What needs to be done:
Copy each line below in which the word "title" occurs.

Collection entries:
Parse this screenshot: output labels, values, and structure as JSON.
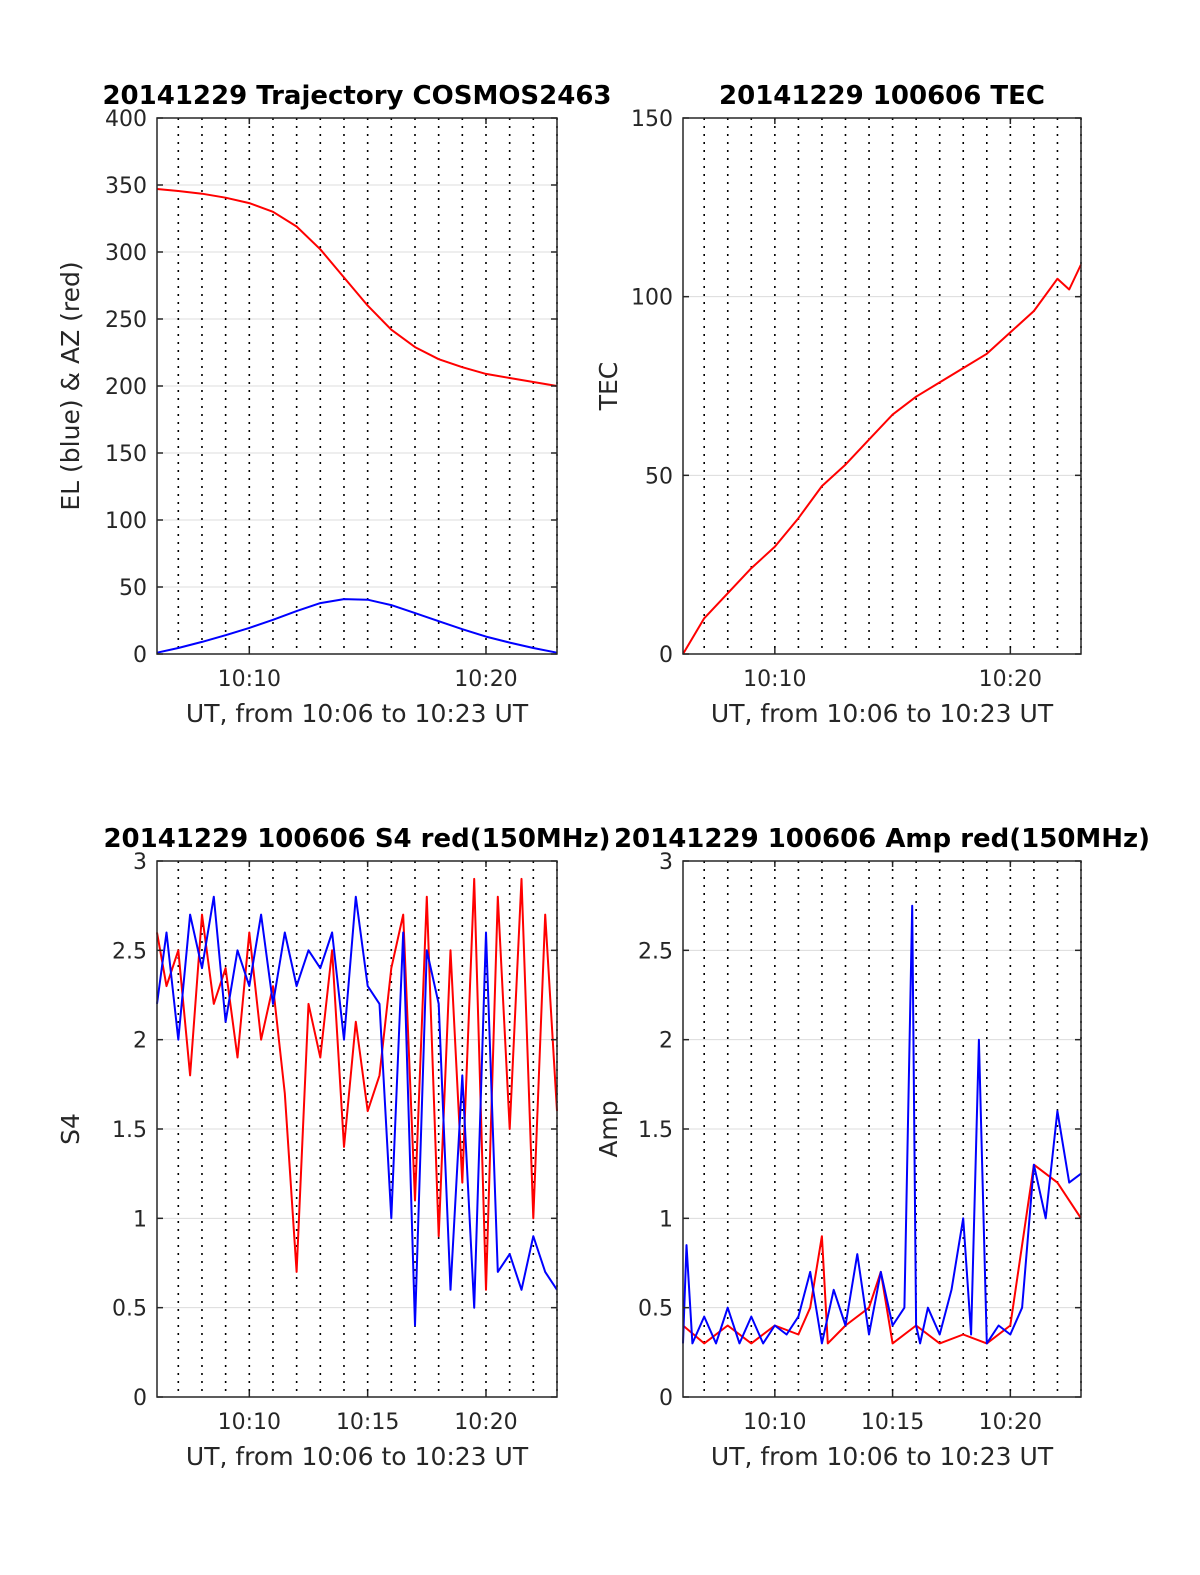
{
  "chart_data": [
    {
      "type": "line",
      "title": "20141229 Trajectory COSMOS2463",
      "xlabel": "UT, from 10:06 to 10:23 UT",
      "ylabel": "EL (blue) & AZ (red)",
      "xlim": [
        "10:06:06",
        "10:23:00"
      ],
      "ylim": [
        0,
        400
      ],
      "xticks": [
        "10:10",
        "10:20"
      ],
      "yticks": [
        "0",
        "50",
        "100",
        "150",
        "200",
        "250",
        "300",
        "350",
        "400"
      ],
      "grid": "dotted vertical every minute, horizontal at y ticks",
      "series": [
        {
          "color": "#ff0000",
          "x": [
            "10:06:06",
            "10:07:00",
            "10:08:00",
            "10:09:00",
            "10:10:00",
            "10:11:00",
            "10:12:00",
            "10:13:00",
            "10:14:00",
            "10:15:00",
            "10:16:00",
            "10:17:00",
            "10:18:00",
            "10:19:00",
            "10:20:00",
            "10:21:00",
            "10:22:00",
            "10:23:00"
          ],
          "values": [
            347,
            345.5,
            343.5,
            340.5,
            336.5,
            330,
            319,
            302,
            281,
            260,
            242,
            229,
            220,
            214,
            209,
            206,
            203,
            200
          ]
        },
        {
          "color": "#0000ff",
          "x": [
            "10:06:06",
            "10:07:00",
            "10:08:00",
            "10:09:00",
            "10:10:00",
            "10:11:00",
            "10:12:00",
            "10:13:00",
            "10:14:00",
            "10:15:00",
            "10:16:00",
            "10:17:00",
            "10:18:00",
            "10:19:00",
            "10:20:00",
            "10:21:00",
            "10:22:00",
            "10:23:00"
          ],
          "values": [
            1,
            4.5,
            9,
            14,
            19.5,
            25.5,
            32,
            38,
            41,
            40.5,
            36.5,
            30.5,
            24.5,
            18.5,
            13,
            8.5,
            4.5,
            1
          ]
        }
      ]
    },
    {
      "type": "line",
      "title": "20141229 100606 TEC",
      "xlabel": "UT, from 10:06 to 10:23 UT",
      "ylabel": "TEC",
      "xlim": [
        "10:06:06",
        "10:23:00"
      ],
      "ylim": [
        0,
        150
      ],
      "xticks": [
        "10:10",
        "10:20"
      ],
      "yticks": [
        "0",
        "50",
        "100",
        "150"
      ],
      "grid": "dotted vertical every minute, horizontal at y ticks",
      "series": [
        {
          "color": "#ff0000",
          "x": [
            "10:06:06",
            "10:07:00",
            "10:08:00",
            "10:09:00",
            "10:10:00",
            "10:11:00",
            "10:12:00",
            "10:13:00",
            "10:14:00",
            "10:15:00",
            "10:16:00",
            "10:17:00",
            "10:18:00",
            "10:19:00",
            "10:20:00",
            "10:21:00",
            "10:22:00",
            "10:22:30",
            "10:23:00"
          ],
          "values": [
            0,
            10,
            17,
            24,
            30,
            38,
            47,
            53,
            60,
            67,
            72,
            76,
            80,
            84,
            90,
            96,
            105,
            102,
            109
          ]
        }
      ]
    },
    {
      "type": "line",
      "title": "20141229 100606 S4 red(150MHz)",
      "xlabel": "UT, from 10:06 to 10:23 UT",
      "ylabel": "S4",
      "xlim": [
        "10:06:06",
        "10:23:00"
      ],
      "ylim": [
        0,
        3
      ],
      "xticks": [
        "10:10",
        "10:15",
        "10:20"
      ],
      "yticks": [
        "0",
        "0.5",
        "1",
        "1.5",
        "2",
        "2.5",
        "3"
      ],
      "grid": "dotted vertical every minute, horizontal at y ticks",
      "series": [
        {
          "color": "#ff0000",
          "x": [
            "10:06:06",
            "10:06:30",
            "10:07:00",
            "10:07:30",
            "10:08:00",
            "10:08:30",
            "10:09:00",
            "10:09:30",
            "10:10:00",
            "10:10:30",
            "10:11:00",
            "10:11:30",
            "10:12:00",
            "10:12:30",
            "10:13:00",
            "10:13:30",
            "10:14:00",
            "10:14:30",
            "10:15:00",
            "10:15:30",
            "10:16:00",
            "10:16:30",
            "10:17:00",
            "10:17:30",
            "10:18:00",
            "10:18:30",
            "10:19:00",
            "10:19:30",
            "10:20:00",
            "10:20:30",
            "10:21:00",
            "10:21:30",
            "10:22:00",
            "10:22:30",
            "10:23:00"
          ],
          "values": [
            2.6,
            2.3,
            2.5,
            1.8,
            2.7,
            2.2,
            2.4,
            1.9,
            2.6,
            2.0,
            2.3,
            1.7,
            0.7,
            2.2,
            1.9,
            2.5,
            1.4,
            2.1,
            1.6,
            1.8,
            2.4,
            2.7,
            1.1,
            2.8,
            0.9,
            2.5,
            1.2,
            2.9,
            0.6,
            2.8,
            1.5,
            2.9,
            1.0,
            2.7,
            1.6
          ]
        },
        {
          "color": "#0000ff",
          "x": [
            "10:06:06",
            "10:06:30",
            "10:07:00",
            "10:07:30",
            "10:08:00",
            "10:08:30",
            "10:09:00",
            "10:09:30",
            "10:10:00",
            "10:10:30",
            "10:11:00",
            "10:11:30",
            "10:12:00",
            "10:12:30",
            "10:13:00",
            "10:13:30",
            "10:14:00",
            "10:14:30",
            "10:15:00",
            "10:15:30",
            "10:16:00",
            "10:16:30",
            "10:17:00",
            "10:17:30",
            "10:18:00",
            "10:18:30",
            "10:19:00",
            "10:19:30",
            "10:20:00",
            "10:20:30",
            "10:21:00",
            "10:21:30",
            "10:22:00",
            "10:22:30",
            "10:23:00"
          ],
          "values": [
            2.2,
            2.6,
            2.0,
            2.7,
            2.4,
            2.8,
            2.1,
            2.5,
            2.3,
            2.7,
            2.2,
            2.6,
            2.3,
            2.5,
            2.4,
            2.6,
            2.0,
            2.8,
            2.3,
            2.2,
            1.0,
            2.6,
            0.4,
            2.5,
            2.2,
            0.6,
            1.8,
            0.5,
            2.6,
            0.7,
            0.8,
            0.6,
            0.9,
            0.7,
            0.6
          ]
        }
      ]
    },
    {
      "type": "line",
      "title": "20141229 100606 Amp red(150MHz)",
      "xlabel": "UT, from 10:06 to 10:23 UT",
      "ylabel": "Amp",
      "xlim": [
        "10:06:06",
        "10:23:00"
      ],
      "ylim": [
        0,
        3
      ],
      "xticks": [
        "10:10",
        "10:15",
        "10:20"
      ],
      "yticks": [
        "0",
        "0.5",
        "1",
        "1.5",
        "2",
        "2.5",
        "3"
      ],
      "grid": "dotted vertical every minute, horizontal at y ticks",
      "series": [
        {
          "color": "#ff0000",
          "x": [
            "10:06:06",
            "10:07:00",
            "10:08:00",
            "10:09:00",
            "10:10:00",
            "10:11:00",
            "10:11:30",
            "10:12:00",
            "10:12:15",
            "10:13:00",
            "10:14:00",
            "10:14:30",
            "10:15:00",
            "10:16:00",
            "10:17:00",
            "10:18:00",
            "10:19:00",
            "10:20:00",
            "10:21:00",
            "10:22:00",
            "10:23:00"
          ],
          "values": [
            0.4,
            0.3,
            0.4,
            0.3,
            0.4,
            0.35,
            0.5,
            0.9,
            0.3,
            0.4,
            0.5,
            0.7,
            0.3,
            0.4,
            0.3,
            0.35,
            0.3,
            0.4,
            1.3,
            1.2,
            1.0
          ]
        },
        {
          "color": "#0000ff",
          "x": [
            "10:06:06",
            "10:06:15",
            "10:06:30",
            "10:07:00",
            "10:07:30",
            "10:08:00",
            "10:08:30",
            "10:09:00",
            "10:09:30",
            "10:10:00",
            "10:10:30",
            "10:11:00",
            "10:11:30",
            "10:12:00",
            "10:12:30",
            "10:13:00",
            "10:13:30",
            "10:14:00",
            "10:14:30",
            "10:15:00",
            "10:15:30",
            "10:15:50",
            "10:16:00",
            "10:16:10",
            "10:16:30",
            "10:17:00",
            "10:17:30",
            "10:18:00",
            "10:18:20",
            "10:18:40",
            "10:19:00",
            "10:19:30",
            "10:20:00",
            "10:20:30",
            "10:21:00",
            "10:21:30",
            "10:22:00",
            "10:22:30",
            "10:23:00"
          ],
          "values": [
            0.3,
            0.85,
            0.3,
            0.45,
            0.3,
            0.5,
            0.3,
            0.45,
            0.3,
            0.4,
            0.35,
            0.45,
            0.7,
            0.3,
            0.6,
            0.4,
            0.8,
            0.35,
            0.7,
            0.4,
            0.5,
            2.75,
            0.4,
            0.3,
            0.5,
            0.35,
            0.6,
            1.0,
            0.35,
            2.0,
            0.3,
            0.4,
            0.35,
            0.5,
            1.3,
            1.0,
            1.6,
            1.2,
            1.25
          ]
        }
      ]
    }
  ]
}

Answer to this task:
      "title": "20141229 Trajectory COSMOS2463",
      "title": "20141229 100606 TEC",
      "title": "20141229 100606 S4 red(150MHz)",
      "title": "20141229 100606 Amp red(150MHz)",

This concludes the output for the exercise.